[Records from a dataset]
_ _ _ _ _ _ _

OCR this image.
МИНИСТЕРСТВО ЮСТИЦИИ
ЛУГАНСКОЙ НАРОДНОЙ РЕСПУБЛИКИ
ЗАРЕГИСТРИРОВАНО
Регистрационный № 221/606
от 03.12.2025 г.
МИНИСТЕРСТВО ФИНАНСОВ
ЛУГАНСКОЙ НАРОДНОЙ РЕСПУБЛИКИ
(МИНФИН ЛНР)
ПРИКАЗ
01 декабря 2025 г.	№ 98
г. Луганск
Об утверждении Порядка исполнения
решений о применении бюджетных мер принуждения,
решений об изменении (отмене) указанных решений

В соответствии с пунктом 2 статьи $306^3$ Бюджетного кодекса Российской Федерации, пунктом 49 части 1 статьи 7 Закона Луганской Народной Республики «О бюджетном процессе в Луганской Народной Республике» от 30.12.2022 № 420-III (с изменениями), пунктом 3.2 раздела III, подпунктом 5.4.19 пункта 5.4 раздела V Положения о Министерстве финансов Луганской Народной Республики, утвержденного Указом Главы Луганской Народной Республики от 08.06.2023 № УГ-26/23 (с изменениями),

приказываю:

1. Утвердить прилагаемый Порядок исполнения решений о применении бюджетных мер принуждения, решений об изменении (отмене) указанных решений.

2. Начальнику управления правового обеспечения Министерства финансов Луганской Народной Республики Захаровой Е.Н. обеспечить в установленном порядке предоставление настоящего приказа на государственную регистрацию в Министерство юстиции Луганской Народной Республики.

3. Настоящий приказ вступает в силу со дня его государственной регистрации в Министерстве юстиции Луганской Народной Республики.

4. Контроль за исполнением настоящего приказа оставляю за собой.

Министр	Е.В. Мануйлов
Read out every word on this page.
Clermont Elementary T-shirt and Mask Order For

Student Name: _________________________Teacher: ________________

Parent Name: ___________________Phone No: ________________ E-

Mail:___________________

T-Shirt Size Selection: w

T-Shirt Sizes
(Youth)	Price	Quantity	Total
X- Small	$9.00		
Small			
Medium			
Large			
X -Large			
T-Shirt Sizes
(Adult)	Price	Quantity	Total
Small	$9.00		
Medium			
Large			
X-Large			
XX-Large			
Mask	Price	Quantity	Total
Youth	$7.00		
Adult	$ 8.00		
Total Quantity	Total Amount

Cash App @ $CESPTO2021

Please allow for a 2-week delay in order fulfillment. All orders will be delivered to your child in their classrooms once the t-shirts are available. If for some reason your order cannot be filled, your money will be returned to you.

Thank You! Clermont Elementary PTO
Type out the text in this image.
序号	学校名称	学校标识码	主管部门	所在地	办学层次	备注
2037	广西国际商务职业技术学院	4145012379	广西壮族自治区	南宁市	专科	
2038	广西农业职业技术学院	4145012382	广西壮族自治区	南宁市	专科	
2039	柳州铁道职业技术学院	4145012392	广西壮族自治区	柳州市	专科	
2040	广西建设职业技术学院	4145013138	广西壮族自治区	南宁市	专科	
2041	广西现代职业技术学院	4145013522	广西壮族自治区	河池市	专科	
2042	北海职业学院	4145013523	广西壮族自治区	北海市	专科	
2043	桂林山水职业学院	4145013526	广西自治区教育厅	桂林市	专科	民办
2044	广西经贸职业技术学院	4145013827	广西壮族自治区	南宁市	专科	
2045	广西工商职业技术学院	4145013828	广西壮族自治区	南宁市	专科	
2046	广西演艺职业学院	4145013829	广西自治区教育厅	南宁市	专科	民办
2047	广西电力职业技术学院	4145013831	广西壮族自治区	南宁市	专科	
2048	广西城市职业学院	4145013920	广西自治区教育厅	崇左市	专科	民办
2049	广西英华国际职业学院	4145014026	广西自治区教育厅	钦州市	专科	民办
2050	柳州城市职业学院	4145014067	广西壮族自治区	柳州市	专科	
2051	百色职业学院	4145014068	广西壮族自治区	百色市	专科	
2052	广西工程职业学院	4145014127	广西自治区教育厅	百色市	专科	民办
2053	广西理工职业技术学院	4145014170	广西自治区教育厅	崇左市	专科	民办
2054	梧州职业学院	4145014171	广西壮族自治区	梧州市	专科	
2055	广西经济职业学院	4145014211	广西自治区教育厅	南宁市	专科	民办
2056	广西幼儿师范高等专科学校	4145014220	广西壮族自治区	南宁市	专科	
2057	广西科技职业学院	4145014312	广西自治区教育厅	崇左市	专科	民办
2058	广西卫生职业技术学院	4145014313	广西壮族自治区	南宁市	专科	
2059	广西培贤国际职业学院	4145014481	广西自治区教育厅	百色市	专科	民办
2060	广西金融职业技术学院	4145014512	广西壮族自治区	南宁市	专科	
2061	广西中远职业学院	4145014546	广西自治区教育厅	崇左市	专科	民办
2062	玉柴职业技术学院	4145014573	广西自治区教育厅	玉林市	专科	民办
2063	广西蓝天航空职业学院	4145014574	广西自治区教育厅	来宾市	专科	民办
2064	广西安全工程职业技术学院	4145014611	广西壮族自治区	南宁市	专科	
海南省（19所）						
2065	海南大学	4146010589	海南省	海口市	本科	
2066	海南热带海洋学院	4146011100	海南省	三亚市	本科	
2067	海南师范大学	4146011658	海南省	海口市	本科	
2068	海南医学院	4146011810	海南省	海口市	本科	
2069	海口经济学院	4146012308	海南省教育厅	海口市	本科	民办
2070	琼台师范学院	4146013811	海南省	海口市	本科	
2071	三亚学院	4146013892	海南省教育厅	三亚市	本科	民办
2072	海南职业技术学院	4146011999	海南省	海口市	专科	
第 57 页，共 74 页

_ _ _ _ _ _ _

WORK REQUIRED: Which lines above contain the word "принуждения"? Copy each of them.

RESPONSE BELOW:
решений о применении бюджетных мер принуждения,
1. Утвердить прилагаемый Порядок исполнения решений о применении бюджетных мер принуждения, решений об изменении (отмене) указанных решений.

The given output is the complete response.